• [REQUEST] Without the images, print all the entries below exactly as given.
BEGIN TASK DATA
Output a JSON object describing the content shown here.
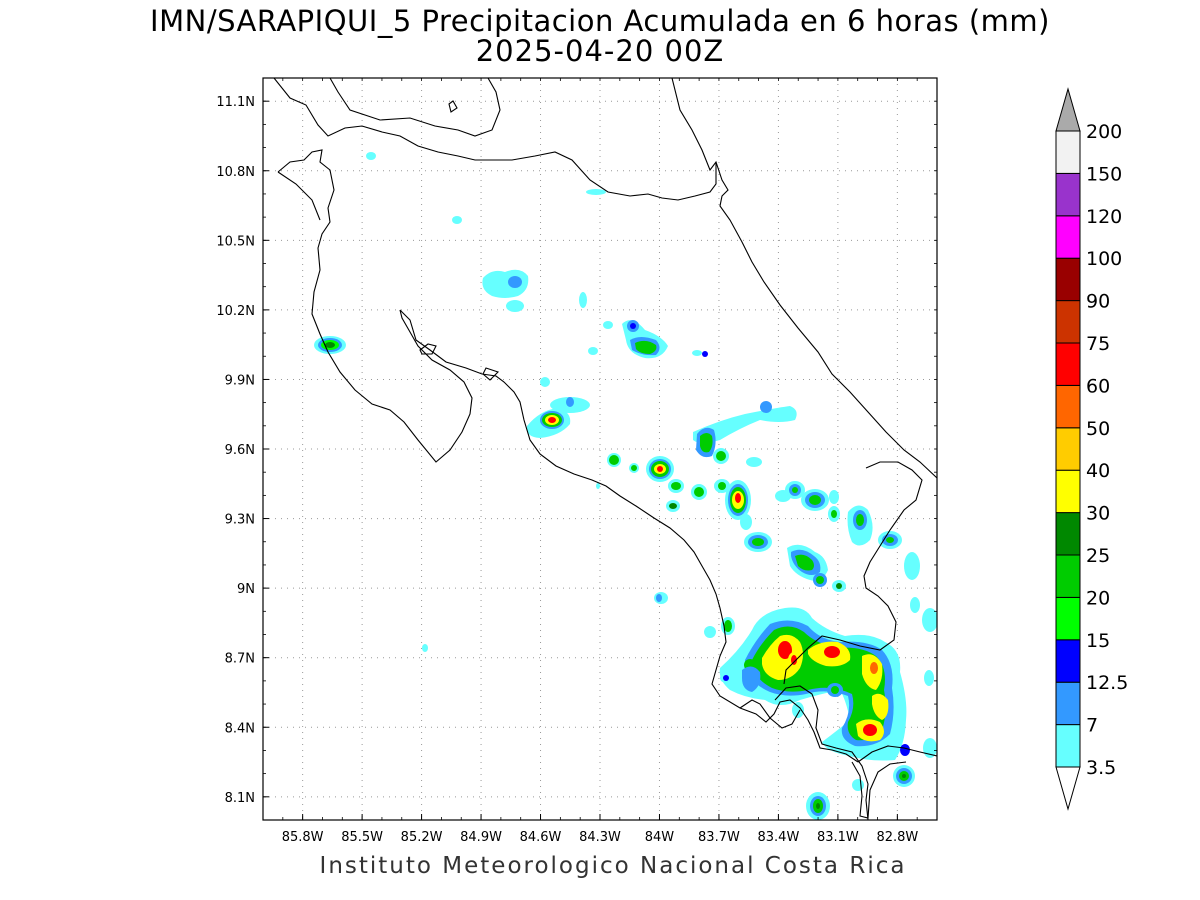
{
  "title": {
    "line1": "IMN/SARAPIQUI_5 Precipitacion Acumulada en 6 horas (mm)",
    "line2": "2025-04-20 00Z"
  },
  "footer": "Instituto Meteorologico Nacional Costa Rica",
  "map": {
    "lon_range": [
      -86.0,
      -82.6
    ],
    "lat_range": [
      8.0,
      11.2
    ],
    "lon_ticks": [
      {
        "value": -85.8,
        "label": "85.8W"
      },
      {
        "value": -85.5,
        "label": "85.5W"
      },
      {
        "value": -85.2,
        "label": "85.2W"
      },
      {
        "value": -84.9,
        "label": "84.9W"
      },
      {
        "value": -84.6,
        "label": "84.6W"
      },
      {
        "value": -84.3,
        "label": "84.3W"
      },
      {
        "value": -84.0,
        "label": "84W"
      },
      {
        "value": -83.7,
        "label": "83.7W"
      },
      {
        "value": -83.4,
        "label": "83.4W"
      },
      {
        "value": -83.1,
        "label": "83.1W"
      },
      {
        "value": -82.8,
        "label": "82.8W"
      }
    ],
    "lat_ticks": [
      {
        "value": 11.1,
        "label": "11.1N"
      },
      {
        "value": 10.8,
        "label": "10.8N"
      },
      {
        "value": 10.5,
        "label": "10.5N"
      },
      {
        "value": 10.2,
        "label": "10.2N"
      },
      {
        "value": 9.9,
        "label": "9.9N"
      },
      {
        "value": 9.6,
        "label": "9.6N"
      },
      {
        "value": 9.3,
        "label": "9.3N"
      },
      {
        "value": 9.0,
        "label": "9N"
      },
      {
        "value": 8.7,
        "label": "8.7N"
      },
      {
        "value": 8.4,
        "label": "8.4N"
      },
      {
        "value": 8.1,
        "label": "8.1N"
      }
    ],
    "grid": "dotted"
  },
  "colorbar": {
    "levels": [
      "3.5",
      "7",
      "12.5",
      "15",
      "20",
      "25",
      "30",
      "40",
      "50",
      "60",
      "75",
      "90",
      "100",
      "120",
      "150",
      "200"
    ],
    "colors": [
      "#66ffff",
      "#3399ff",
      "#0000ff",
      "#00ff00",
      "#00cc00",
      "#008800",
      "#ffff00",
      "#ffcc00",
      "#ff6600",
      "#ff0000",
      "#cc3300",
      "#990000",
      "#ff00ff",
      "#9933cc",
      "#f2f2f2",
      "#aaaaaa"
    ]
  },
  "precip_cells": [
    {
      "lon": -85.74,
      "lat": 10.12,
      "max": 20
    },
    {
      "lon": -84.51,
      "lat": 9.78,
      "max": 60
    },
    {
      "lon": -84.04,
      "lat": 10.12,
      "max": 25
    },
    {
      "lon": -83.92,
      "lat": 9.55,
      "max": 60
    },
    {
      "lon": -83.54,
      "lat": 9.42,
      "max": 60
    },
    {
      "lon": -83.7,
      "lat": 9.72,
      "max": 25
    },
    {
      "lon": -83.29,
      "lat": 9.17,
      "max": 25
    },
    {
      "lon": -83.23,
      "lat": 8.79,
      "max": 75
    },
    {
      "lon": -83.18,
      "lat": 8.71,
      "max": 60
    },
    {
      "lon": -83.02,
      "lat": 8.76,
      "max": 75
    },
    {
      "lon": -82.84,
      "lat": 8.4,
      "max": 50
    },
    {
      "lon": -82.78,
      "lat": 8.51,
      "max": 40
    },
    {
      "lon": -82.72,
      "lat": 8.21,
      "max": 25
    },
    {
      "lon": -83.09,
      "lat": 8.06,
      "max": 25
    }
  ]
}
END TASK DATA
• [EXERCISE ANSWER]
Output a JSON object describing the content shown here.
{
  "title": {
    "line1": "IMN/SARAPIQUI_5 Precipitacion Acumulada en 6 horas (mm)",
    "line2": "2025-04-20 00Z"
  },
  "footer": "Instituto Meteorologico Nacional Costa Rica",
  "map": {
    "lon_range": [
      -86.0,
      -82.6
    ],
    "lat_range": [
      8.0,
      11.2
    ],
    "lon_ticks": [
      {
        "value": -85.8,
        "label": "85.8W"
      },
      {
        "value": -85.5,
        "label": "85.5W"
      },
      {
        "value": -85.2,
        "label": "85.2W"
      },
      {
        "value": -84.9,
        "label": "84.9W"
      },
      {
        "value": -84.6,
        "label": "84.6W"
      },
      {
        "value": -84.3,
        "label": "84.3W"
      },
      {
        "value": -84.0,
        "label": "84W"
      },
      {
        "value": -83.7,
        "label": "83.7W"
      },
      {
        "value": -83.4,
        "label": "83.4W"
      },
      {
        "value": -83.1,
        "label": "83.1W"
      },
      {
        "value": -82.8,
        "label": "82.8W"
      }
    ],
    "lat_ticks": [
      {
        "value": 11.1,
        "label": "11.1N"
      },
      {
        "value": 10.8,
        "label": "10.8N"
      },
      {
        "value": 10.5,
        "label": "10.5N"
      },
      {
        "value": 10.2,
        "label": "10.2N"
      },
      {
        "value": 9.9,
        "label": "9.9N"
      },
      {
        "value": 9.6,
        "label": "9.6N"
      },
      {
        "value": 9.3,
        "label": "9.3N"
      },
      {
        "value": 9.0,
        "label": "9N"
      },
      {
        "value": 8.7,
        "label": "8.7N"
      },
      {
        "value": 8.4,
        "label": "8.4N"
      },
      {
        "value": 8.1,
        "label": "8.1N"
      }
    ],
    "grid": "dotted"
  },
  "colorbar": {
    "levels": [
      "3.5",
      "7",
      "12.5",
      "15",
      "20",
      "25",
      "30",
      "40",
      "50",
      "60",
      "75",
      "90",
      "100",
      "120",
      "150",
      "200"
    ],
    "colors": [
      "#66ffff",
      "#3399ff",
      "#0000ff",
      "#00ff00",
      "#00cc00",
      "#008800",
      "#ffff00",
      "#ffcc00",
      "#ff6600",
      "#ff0000",
      "#cc3300",
      "#990000",
      "#ff00ff",
      "#9933cc",
      "#f2f2f2",
      "#aaaaaa"
    ]
  },
  "precip_cells": [
    {
      "lon": -85.74,
      "lat": 10.12,
      "max": 20
    },
    {
      "lon": -84.51,
      "lat": 9.78,
      "max": 60
    },
    {
      "lon": -84.04,
      "lat": 10.12,
      "max": 25
    },
    {
      "lon": -83.92,
      "lat": 9.55,
      "max": 60
    },
    {
      "lon": -83.54,
      "lat": 9.42,
      "max": 60
    },
    {
      "lon": -83.7,
      "lat": 9.72,
      "max": 25
    },
    {
      "lon": -83.29,
      "lat": 9.17,
      "max": 25
    },
    {
      "lon": -83.23,
      "lat": 8.79,
      "max": 75
    },
    {
      "lon": -83.18,
      "lat": 8.71,
      "max": 60
    },
    {
      "lon": -83.02,
      "lat": 8.76,
      "max": 75
    },
    {
      "lon": -82.84,
      "lat": 8.4,
      "max": 50
    },
    {
      "lon": -82.78,
      "lat": 8.51,
      "max": 40
    },
    {
      "lon": -82.72,
      "lat": 8.21,
      "max": 25
    },
    {
      "lon": -83.09,
      "lat": 8.06,
      "max": 25
    }
  ]
}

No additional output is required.